__WORK INSTRUCTIONS__
Using the data below, tally the lines that include the string "text". Only the number is wanted.

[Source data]

= = = =

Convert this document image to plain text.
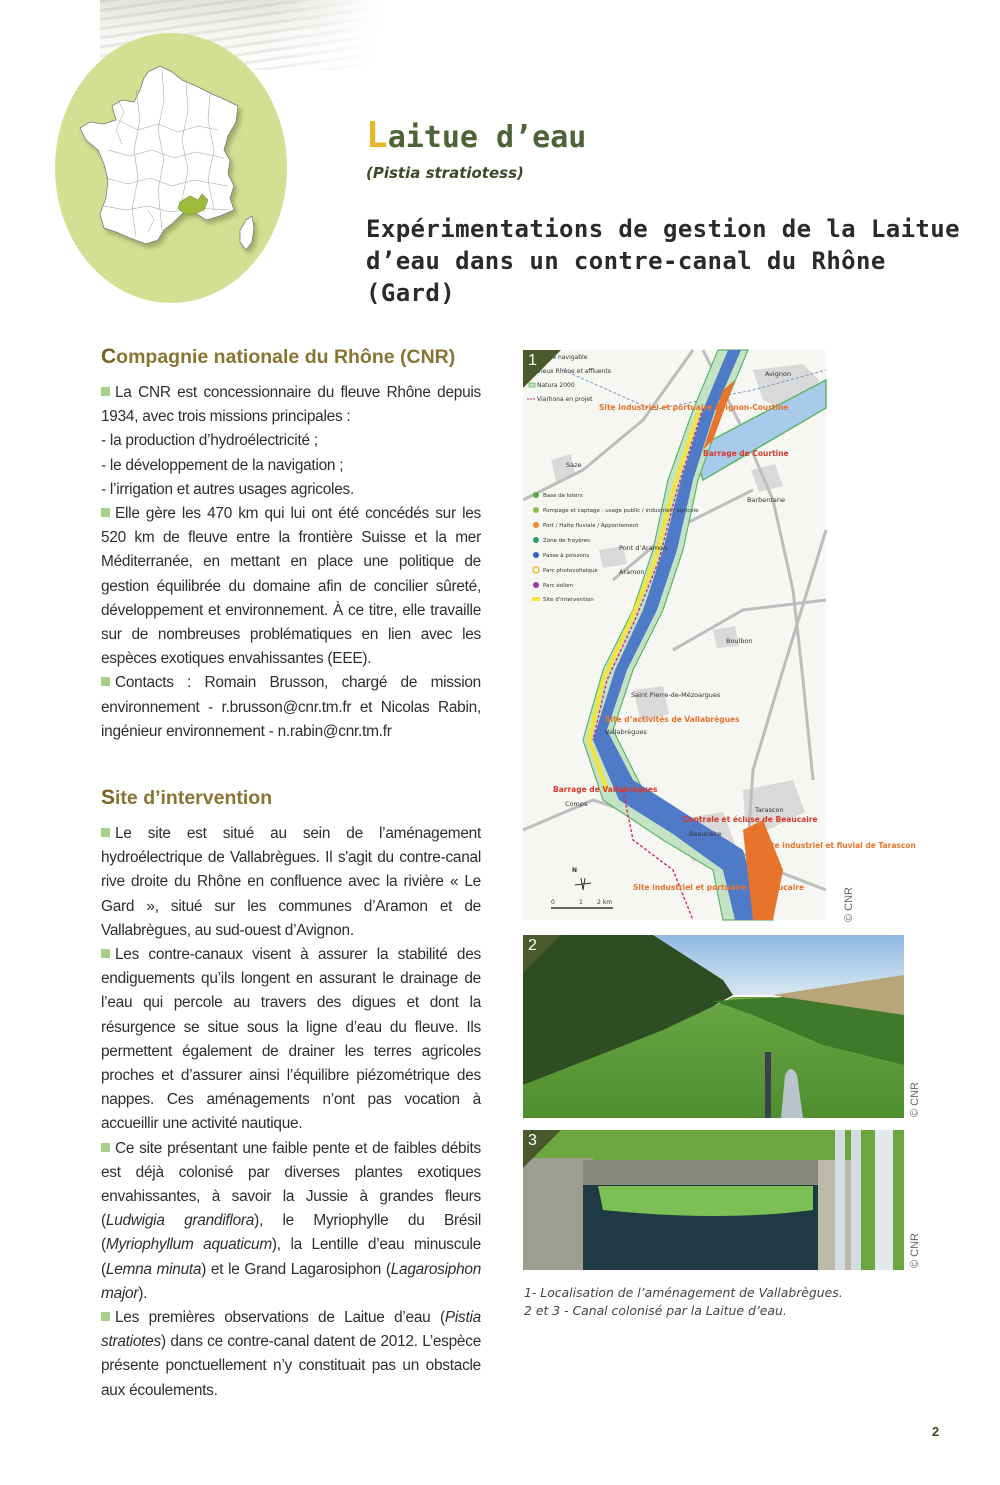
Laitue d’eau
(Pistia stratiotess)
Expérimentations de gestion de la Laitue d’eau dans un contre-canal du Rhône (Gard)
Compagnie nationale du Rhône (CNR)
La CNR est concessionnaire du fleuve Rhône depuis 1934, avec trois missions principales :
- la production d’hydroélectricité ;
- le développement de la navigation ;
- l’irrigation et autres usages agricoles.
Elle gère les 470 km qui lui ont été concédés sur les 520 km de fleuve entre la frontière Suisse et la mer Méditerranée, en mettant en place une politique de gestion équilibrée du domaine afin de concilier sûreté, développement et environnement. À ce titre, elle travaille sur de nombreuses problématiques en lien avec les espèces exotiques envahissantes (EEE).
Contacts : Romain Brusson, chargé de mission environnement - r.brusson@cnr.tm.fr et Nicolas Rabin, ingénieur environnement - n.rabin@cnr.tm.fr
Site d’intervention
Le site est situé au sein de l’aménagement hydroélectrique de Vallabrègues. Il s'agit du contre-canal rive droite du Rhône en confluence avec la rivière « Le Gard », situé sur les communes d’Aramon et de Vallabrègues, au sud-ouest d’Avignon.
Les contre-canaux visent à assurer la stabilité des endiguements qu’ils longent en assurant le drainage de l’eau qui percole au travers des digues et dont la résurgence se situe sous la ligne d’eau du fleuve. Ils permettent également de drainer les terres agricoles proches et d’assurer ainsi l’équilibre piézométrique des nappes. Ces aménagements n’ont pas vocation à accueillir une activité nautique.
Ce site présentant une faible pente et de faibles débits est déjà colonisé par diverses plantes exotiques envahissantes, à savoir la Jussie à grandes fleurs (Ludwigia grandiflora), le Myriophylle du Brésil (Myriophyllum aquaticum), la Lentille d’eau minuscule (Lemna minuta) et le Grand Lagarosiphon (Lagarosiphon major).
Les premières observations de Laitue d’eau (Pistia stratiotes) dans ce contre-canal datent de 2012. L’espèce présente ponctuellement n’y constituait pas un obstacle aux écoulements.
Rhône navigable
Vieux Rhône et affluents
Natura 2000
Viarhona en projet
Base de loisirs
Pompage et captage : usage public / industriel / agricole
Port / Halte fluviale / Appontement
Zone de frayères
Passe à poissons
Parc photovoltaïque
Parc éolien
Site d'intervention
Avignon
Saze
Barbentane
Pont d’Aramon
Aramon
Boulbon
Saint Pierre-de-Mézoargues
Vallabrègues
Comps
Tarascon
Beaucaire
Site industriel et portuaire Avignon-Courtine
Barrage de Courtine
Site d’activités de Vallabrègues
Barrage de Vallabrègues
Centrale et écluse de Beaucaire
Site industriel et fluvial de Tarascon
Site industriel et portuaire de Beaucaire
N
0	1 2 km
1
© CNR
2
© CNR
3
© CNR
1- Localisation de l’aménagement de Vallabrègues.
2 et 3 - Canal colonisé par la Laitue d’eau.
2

= = = =

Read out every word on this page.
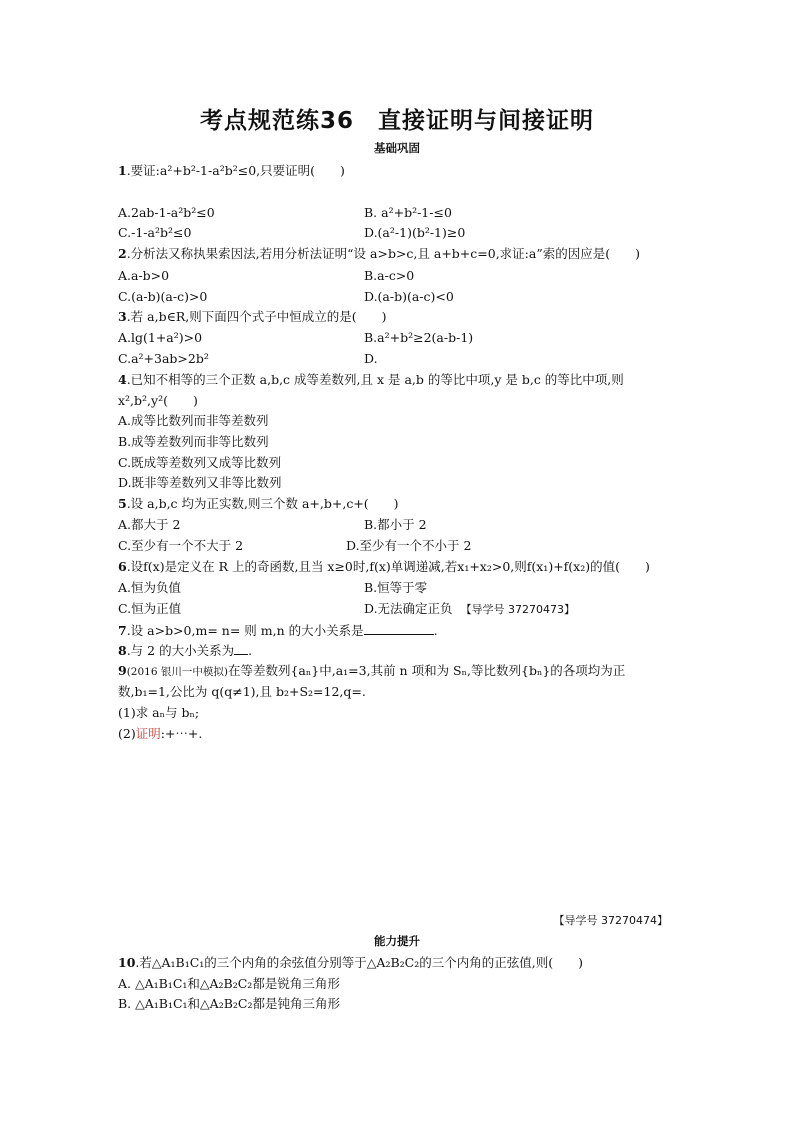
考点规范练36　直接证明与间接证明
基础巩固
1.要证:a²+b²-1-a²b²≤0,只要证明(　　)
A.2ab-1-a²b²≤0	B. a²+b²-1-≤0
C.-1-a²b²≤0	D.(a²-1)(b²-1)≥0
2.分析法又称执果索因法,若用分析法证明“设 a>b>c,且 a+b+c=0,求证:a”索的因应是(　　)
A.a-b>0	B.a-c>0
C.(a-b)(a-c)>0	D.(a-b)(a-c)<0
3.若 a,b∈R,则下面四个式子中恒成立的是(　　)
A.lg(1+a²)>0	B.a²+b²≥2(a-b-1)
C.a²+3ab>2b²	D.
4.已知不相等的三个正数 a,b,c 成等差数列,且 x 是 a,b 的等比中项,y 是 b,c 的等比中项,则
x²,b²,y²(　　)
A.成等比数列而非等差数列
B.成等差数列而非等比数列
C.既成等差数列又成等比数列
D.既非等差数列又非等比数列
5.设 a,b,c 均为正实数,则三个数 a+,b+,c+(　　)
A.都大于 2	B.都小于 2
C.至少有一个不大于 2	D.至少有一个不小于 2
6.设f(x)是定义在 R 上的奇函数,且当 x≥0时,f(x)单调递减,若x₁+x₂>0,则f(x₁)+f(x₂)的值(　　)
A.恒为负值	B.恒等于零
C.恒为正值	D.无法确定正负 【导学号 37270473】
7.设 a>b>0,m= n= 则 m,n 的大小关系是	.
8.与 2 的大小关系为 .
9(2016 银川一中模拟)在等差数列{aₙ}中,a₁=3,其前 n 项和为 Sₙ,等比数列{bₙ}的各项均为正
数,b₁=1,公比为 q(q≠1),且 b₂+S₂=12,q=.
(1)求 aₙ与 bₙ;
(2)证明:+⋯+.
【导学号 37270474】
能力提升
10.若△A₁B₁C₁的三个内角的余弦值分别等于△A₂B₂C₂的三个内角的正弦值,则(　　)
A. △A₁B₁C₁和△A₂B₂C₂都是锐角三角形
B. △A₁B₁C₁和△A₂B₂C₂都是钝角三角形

= = = =

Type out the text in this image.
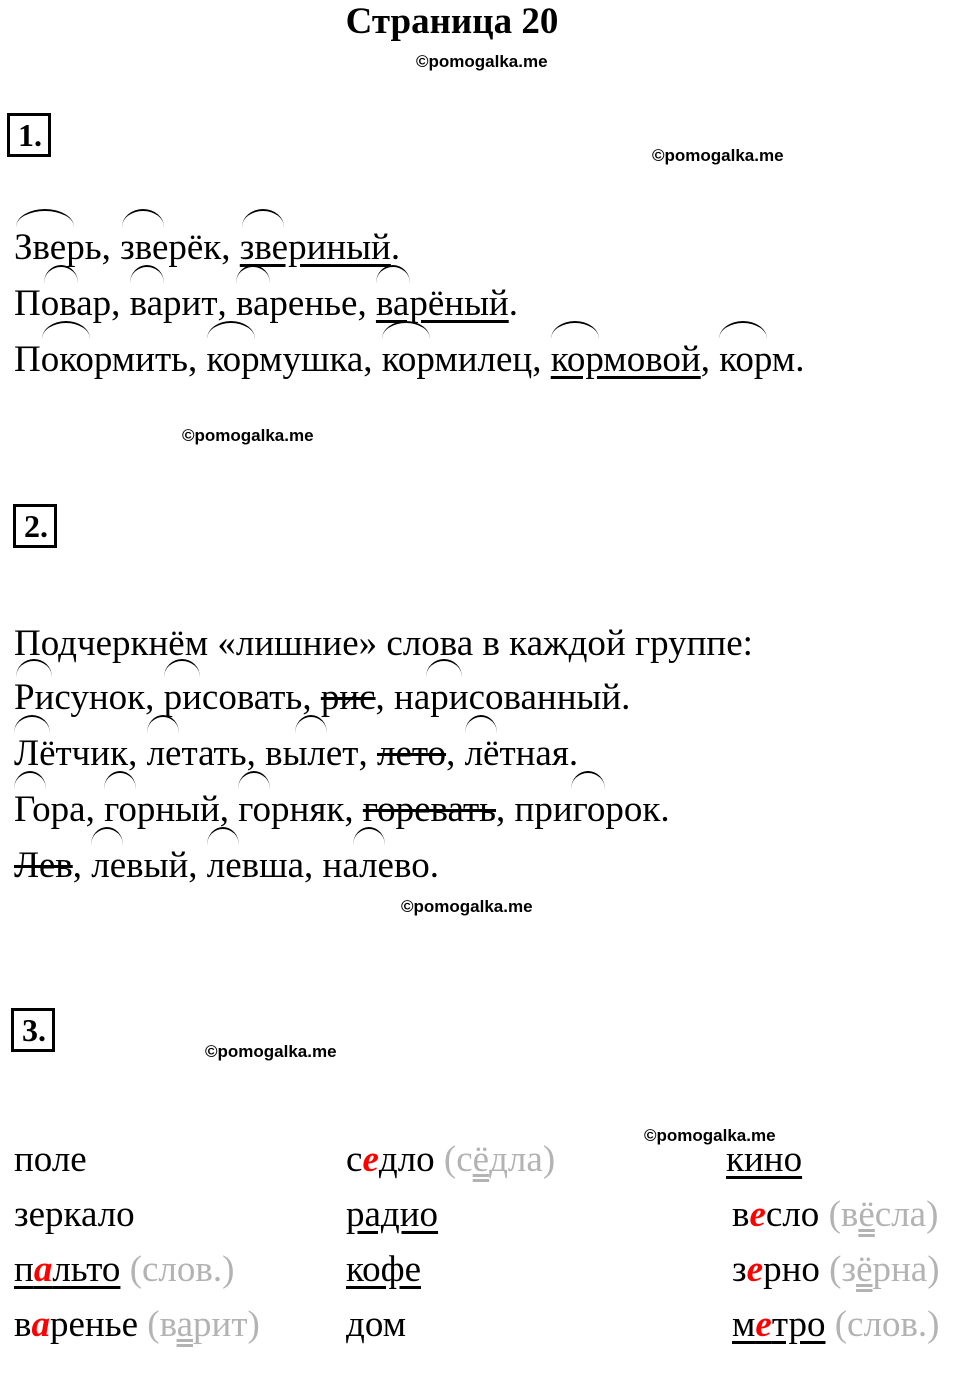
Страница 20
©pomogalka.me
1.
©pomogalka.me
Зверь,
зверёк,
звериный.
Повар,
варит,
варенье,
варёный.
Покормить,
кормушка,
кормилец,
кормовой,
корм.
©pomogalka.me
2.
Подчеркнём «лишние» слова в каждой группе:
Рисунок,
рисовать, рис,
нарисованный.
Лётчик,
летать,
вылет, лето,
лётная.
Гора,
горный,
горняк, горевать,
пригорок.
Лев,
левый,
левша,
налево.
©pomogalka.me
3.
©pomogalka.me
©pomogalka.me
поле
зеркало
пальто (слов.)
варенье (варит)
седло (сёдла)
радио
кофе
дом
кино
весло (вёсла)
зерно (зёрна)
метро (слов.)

= = = =

__FINAL RESULT__
2